ARTÍCULO:
•••
Es muy probable que el operativo de instalar en el imaginario social la figura de adolescentes aislados, semiautistas, encapsulados, no sea una acción tan neutra ni tan inocente como pudiera creerse. Esos jóvenes, “nuestros jóvenes”, esos a quienes les espera una temporalidad sin futuro y una desafiliación marcada por la exclusión del trabajo y la falta de inscripción en formas estables de sociabilidad, tienen muy mala prensa y son objeto de una verdadera campaña difamatoria por parte de los medios de comunicación de masas a la que contribuyen muchas veces los “expertos”, cuando registran como conductas desviantes lo que en realidad son producciones novedosas.
Tal vez es un exceso referirnos a quienes transitan la adolescencia como una totalidad; antes bien, deberíamos reconocer la existencia de múltiples universos simbólicos. Tal vez no podamos aludir a una adolescencia cuya ética y estética su-bordine a las demás, pero eso no tiene por qué autorizarnos a hacer caso omiso de una cultura dominante, aunque esa cultura sea la de la parcialidad y la fragmentación.
•••
EXTRACTO DE DATOS:

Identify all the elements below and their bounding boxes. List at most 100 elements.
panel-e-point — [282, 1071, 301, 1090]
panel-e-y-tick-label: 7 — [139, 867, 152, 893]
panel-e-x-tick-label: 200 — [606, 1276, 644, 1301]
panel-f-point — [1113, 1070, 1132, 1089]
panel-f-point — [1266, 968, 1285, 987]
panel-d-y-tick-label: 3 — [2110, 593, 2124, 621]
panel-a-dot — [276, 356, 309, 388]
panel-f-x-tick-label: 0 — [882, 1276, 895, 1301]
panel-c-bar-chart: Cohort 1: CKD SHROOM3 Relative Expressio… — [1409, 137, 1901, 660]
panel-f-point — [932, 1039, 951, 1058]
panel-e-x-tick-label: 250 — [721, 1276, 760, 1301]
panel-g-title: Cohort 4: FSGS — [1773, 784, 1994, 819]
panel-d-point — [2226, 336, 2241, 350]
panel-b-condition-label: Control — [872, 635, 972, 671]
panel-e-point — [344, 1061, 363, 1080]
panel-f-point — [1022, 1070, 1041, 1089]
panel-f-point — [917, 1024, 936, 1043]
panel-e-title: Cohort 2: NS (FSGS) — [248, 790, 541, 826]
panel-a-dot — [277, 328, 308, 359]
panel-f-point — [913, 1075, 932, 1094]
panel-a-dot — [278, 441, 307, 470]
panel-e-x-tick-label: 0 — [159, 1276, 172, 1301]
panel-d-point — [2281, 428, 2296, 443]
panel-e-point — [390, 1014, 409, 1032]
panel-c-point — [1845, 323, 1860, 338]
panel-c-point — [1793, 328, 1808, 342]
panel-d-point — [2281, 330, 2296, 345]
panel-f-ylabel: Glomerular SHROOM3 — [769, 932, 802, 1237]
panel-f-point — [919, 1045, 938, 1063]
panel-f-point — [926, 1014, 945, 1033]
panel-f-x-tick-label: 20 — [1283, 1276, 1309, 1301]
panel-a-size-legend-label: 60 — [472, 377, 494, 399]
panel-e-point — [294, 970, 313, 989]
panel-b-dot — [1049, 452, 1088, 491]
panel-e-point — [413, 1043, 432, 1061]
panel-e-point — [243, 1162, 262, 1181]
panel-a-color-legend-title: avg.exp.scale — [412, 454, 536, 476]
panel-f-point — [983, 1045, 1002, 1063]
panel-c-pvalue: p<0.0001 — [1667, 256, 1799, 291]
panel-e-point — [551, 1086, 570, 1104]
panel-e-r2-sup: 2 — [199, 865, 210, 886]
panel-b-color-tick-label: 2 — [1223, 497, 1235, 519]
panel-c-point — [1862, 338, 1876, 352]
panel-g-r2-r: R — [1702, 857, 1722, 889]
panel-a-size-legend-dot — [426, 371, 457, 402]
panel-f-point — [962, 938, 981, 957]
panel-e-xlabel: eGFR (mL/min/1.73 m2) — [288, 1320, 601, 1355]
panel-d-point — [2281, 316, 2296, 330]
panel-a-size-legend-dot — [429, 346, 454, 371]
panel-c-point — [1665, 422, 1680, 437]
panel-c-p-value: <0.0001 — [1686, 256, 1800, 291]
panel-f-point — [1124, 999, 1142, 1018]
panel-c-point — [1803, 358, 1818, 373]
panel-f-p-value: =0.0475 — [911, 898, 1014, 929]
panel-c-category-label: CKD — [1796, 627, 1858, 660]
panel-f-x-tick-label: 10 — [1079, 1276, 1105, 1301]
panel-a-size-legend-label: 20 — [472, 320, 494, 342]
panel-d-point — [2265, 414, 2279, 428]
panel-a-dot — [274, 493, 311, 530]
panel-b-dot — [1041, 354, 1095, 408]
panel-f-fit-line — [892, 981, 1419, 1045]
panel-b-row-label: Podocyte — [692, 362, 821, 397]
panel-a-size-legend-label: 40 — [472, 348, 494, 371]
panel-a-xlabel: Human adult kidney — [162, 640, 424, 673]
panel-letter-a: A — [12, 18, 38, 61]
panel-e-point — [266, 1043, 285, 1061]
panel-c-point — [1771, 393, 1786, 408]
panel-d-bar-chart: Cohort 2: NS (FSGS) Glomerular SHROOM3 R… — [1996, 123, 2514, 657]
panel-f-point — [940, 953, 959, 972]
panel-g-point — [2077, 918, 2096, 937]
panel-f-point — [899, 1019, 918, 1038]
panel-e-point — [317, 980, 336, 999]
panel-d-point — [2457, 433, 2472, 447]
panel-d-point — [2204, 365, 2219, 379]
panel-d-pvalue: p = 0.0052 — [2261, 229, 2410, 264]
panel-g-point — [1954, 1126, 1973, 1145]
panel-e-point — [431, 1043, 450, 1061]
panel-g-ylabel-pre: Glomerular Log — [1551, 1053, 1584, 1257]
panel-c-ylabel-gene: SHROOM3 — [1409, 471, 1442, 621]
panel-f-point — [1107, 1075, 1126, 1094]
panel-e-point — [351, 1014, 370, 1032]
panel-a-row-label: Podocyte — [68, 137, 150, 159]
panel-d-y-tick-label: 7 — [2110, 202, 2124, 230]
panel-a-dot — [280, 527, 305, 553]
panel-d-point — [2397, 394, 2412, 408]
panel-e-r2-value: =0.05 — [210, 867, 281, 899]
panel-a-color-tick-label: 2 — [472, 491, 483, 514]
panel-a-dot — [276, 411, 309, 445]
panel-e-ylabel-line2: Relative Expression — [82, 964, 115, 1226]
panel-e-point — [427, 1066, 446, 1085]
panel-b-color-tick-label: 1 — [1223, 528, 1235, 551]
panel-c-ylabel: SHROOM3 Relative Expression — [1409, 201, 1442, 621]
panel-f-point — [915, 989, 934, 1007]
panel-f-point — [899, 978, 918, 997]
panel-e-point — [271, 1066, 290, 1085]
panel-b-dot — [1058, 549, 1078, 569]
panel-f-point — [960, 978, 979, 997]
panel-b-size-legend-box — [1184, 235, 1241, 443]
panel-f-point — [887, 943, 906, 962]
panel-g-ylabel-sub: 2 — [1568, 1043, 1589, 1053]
•••
TAREA: Sigue escribiendo el artículo sobre los adolescentes y su imagen en los medios desde su última oración.

RESPUESTA ESCRITA:
Porque el caso es que nos ha tocado vivir un período trascendente en la historia de la humanidad: las innovaciones tecnológicas están impactando en la familia, en el sistema educativo, en la vida misma, como nunca antes había sucedido. O, al menos, como desde la invención de la imprenta, desde Gutenberg, no había sucedido. Y la cuestión no se clausura ahí. Quiero decir: antes que asistir a la incorporación de novedades tecnológicas, estamos atravesando significativos cambios culturales. Hemos pasado de una cultura letrada –libro, papel y lápiz– a una cultura de la imagen que, a su vez, rápidamente, le dejó lugar a la cibercultura (Alejandro Piscitelli, Nativos digitales: dieta cognitiva, inteligencia colectiva y arquitectura de participación, ed. Aula XXI). Entonces, se trata de la cibercultura y de los sujetos que la protagonizan. Nosotros, los “inmigrantes digitales”, “expertos” en adolescentes, aún no hemos desarrollado los instrumentos teóricos ni las herramientas epistemológicas con las que podamos teorizar acerca de los procesos y las operaciones lógicas desplegadas por los “nativos digitales”.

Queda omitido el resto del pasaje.